# start of Supplied entries

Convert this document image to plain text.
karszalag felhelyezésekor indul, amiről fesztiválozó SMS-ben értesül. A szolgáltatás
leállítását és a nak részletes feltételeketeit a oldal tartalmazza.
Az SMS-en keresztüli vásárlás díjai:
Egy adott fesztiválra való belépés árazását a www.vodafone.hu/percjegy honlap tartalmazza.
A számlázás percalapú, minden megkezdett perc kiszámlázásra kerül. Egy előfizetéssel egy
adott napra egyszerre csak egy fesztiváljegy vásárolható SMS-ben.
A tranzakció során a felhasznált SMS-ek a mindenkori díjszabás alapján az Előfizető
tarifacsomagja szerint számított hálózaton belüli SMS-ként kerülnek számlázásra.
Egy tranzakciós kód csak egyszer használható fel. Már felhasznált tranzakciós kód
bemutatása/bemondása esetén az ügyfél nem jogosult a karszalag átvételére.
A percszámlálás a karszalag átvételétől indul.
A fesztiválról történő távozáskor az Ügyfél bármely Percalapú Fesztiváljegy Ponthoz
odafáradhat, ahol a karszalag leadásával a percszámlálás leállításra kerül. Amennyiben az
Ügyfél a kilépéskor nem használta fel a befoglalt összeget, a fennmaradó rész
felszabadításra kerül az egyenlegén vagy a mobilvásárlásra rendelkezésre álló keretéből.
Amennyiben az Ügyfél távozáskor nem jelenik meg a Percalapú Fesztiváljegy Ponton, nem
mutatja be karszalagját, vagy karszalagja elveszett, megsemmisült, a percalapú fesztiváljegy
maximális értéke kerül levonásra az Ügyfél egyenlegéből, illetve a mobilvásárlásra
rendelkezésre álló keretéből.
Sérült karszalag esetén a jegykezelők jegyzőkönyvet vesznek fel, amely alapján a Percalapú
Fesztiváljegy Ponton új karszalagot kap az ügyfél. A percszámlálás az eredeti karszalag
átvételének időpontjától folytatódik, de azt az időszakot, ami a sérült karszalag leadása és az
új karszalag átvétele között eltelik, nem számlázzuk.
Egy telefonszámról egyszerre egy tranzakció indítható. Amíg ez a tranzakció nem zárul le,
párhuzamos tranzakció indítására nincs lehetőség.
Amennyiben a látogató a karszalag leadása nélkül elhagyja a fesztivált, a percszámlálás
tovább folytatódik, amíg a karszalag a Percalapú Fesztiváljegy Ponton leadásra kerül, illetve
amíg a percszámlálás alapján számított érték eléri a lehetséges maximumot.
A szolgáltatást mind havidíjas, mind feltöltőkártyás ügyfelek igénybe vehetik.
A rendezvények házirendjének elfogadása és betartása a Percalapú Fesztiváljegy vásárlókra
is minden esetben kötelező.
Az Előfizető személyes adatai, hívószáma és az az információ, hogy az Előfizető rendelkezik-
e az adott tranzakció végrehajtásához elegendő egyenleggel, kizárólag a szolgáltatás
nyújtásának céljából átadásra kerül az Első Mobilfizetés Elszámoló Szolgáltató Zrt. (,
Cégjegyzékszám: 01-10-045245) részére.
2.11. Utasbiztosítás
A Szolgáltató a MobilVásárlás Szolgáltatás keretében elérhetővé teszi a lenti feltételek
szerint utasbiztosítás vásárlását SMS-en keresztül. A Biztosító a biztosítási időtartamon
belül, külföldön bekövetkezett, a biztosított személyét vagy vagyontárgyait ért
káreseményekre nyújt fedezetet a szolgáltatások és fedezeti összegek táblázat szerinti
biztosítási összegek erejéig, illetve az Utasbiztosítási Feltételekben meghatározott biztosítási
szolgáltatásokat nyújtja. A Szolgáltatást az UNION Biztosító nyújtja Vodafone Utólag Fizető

# end of Supplied entries

**Stated problem:** How many lines in the records above contain the word "számított"? Reply with the number and nothing more.

**Result for this exercise:** 2